▶ **Extracted data**:
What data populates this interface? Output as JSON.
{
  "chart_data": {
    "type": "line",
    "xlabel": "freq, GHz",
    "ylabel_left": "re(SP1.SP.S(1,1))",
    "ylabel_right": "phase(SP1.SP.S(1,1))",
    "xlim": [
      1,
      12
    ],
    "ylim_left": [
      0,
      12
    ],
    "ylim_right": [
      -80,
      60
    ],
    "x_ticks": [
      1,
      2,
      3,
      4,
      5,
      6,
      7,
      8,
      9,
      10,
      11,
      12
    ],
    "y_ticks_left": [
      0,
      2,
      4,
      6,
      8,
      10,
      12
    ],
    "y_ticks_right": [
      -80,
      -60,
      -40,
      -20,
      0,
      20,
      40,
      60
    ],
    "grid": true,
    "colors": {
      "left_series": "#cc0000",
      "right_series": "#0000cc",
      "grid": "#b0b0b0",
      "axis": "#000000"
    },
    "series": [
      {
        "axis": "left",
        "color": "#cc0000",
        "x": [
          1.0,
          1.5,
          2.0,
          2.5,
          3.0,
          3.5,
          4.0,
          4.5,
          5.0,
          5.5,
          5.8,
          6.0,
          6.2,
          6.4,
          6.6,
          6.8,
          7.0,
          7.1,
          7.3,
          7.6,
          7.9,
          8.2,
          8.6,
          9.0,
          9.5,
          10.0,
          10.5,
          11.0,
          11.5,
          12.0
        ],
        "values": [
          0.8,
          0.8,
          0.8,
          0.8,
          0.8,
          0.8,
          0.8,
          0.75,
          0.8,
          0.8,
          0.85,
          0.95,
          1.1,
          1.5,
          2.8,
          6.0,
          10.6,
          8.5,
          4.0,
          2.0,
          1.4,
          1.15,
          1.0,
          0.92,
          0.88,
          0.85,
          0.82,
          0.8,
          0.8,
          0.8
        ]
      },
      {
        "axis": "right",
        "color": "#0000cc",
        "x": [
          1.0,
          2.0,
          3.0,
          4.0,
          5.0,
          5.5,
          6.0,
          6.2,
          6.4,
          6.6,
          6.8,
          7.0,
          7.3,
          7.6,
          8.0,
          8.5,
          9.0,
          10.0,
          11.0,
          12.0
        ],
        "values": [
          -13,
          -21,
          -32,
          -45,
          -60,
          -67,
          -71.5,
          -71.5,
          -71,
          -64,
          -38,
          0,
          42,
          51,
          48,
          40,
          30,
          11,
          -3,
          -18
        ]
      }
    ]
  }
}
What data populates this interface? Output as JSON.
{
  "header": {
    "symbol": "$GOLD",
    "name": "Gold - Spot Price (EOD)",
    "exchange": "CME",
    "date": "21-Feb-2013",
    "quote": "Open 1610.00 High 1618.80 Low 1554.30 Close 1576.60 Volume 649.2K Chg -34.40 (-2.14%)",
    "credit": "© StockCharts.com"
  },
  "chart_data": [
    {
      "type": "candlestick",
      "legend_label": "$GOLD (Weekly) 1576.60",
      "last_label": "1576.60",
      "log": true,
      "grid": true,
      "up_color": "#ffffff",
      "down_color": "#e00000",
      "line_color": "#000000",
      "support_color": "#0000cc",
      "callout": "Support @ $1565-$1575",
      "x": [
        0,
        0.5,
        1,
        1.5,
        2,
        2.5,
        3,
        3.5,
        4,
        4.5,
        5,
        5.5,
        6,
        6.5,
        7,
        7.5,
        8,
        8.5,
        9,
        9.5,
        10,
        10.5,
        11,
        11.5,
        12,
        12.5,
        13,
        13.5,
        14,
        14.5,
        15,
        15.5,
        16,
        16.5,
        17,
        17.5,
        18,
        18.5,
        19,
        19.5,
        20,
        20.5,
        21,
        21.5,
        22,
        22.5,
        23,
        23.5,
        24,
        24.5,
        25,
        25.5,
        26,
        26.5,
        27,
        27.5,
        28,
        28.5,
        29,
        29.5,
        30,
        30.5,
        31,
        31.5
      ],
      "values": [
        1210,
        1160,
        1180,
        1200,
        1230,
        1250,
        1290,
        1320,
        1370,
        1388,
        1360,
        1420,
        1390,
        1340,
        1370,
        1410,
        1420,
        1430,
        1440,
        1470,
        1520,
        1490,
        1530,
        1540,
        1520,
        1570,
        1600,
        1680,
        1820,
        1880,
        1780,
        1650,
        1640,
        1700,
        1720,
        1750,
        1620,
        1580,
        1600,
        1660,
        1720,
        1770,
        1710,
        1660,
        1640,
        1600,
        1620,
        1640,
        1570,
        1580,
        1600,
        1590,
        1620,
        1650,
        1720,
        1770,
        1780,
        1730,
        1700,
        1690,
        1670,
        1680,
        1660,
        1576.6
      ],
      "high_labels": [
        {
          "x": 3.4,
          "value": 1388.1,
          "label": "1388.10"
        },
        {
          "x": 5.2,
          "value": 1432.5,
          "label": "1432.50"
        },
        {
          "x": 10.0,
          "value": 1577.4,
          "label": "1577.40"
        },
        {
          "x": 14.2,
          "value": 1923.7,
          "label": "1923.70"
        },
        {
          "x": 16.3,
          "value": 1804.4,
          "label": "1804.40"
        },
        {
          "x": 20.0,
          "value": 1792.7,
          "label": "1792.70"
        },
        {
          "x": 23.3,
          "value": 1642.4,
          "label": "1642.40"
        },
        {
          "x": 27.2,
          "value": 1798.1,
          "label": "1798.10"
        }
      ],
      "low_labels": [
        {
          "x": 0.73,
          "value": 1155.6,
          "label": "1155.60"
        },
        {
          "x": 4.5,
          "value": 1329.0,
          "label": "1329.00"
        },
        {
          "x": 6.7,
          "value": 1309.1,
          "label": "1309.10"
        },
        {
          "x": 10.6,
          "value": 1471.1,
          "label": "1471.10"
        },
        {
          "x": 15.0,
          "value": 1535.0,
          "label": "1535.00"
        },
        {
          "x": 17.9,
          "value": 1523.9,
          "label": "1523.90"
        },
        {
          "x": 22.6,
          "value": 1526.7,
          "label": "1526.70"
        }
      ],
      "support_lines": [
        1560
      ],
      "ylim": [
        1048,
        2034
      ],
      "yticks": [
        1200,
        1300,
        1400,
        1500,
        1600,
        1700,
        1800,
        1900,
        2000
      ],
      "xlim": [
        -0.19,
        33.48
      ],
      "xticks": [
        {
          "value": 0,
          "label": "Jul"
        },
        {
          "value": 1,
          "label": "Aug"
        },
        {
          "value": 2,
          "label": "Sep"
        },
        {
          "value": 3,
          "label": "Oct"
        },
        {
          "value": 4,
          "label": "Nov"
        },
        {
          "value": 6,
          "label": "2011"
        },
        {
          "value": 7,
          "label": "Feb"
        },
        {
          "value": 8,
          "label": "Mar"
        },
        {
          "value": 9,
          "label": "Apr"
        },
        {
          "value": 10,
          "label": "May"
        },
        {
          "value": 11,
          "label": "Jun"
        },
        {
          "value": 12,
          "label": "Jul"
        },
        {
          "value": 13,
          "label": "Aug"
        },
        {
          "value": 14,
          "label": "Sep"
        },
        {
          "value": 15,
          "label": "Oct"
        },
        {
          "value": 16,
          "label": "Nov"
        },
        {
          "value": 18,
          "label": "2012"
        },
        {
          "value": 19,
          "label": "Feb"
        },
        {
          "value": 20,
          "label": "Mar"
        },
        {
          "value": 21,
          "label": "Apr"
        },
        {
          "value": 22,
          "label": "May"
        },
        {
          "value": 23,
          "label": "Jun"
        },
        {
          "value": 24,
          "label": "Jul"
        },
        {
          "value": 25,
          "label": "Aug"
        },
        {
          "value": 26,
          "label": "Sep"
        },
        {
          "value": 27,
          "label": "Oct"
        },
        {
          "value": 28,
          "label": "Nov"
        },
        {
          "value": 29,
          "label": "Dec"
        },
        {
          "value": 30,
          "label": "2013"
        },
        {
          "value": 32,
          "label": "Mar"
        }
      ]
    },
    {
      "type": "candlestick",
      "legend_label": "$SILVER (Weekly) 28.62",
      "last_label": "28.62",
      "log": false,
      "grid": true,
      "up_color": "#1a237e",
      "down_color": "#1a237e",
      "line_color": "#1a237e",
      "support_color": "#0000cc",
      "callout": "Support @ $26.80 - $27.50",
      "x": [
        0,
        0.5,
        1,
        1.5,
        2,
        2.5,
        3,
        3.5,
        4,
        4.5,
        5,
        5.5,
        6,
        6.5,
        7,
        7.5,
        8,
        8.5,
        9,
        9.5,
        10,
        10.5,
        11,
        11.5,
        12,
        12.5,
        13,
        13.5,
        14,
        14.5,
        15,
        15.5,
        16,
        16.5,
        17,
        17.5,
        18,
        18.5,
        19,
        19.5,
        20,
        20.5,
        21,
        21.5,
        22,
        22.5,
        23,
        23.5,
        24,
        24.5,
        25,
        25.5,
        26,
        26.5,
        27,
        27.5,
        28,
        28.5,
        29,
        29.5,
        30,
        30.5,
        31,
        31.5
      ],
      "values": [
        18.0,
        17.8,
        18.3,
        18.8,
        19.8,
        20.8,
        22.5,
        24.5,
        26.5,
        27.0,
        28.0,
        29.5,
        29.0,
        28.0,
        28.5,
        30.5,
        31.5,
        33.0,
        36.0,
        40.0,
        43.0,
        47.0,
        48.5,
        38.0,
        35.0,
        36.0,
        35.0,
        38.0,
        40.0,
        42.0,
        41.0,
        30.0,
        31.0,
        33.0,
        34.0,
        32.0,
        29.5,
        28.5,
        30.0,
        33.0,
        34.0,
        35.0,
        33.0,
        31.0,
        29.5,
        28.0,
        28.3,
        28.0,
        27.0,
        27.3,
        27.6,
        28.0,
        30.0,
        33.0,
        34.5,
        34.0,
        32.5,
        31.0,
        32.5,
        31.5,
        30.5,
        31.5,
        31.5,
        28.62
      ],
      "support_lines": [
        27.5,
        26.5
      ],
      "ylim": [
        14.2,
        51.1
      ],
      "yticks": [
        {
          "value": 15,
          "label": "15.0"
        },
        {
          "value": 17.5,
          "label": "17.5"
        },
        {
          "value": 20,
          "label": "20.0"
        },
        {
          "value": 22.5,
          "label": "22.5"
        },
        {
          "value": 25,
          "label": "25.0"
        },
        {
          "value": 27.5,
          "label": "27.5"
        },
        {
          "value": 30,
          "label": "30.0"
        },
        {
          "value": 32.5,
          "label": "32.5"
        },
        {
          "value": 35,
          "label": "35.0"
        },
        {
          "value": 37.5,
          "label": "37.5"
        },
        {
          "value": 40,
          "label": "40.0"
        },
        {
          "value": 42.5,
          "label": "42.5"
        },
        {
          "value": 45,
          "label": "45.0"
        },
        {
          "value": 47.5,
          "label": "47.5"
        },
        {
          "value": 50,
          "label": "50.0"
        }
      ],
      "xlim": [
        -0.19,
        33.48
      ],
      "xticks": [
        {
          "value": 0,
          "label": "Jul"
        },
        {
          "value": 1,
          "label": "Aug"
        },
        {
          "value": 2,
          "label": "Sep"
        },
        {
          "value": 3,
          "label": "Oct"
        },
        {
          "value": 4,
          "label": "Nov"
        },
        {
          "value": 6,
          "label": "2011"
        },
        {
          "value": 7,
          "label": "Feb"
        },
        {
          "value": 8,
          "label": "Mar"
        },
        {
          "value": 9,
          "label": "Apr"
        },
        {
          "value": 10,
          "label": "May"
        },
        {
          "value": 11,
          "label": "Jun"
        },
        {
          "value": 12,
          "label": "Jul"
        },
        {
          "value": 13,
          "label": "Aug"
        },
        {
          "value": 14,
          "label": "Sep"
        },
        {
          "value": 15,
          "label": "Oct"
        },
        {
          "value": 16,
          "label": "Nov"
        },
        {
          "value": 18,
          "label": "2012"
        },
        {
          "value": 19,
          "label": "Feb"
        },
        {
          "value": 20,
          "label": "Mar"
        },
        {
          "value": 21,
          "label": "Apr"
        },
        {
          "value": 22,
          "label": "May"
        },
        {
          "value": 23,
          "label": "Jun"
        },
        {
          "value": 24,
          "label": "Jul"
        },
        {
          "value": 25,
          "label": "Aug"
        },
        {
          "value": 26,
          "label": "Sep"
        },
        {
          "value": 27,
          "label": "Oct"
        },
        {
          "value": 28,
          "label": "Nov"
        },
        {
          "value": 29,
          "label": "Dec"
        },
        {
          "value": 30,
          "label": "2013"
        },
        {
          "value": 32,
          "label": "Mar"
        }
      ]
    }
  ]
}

▶ **Problem to work on**: From the data, collect all lines where the string "Weekly" appears.

▶ **Written response**:
      "legend_label": "$GOLD (Weekly) 1576.60",
      "legend_label": "$SILVER (Weekly) 28.62",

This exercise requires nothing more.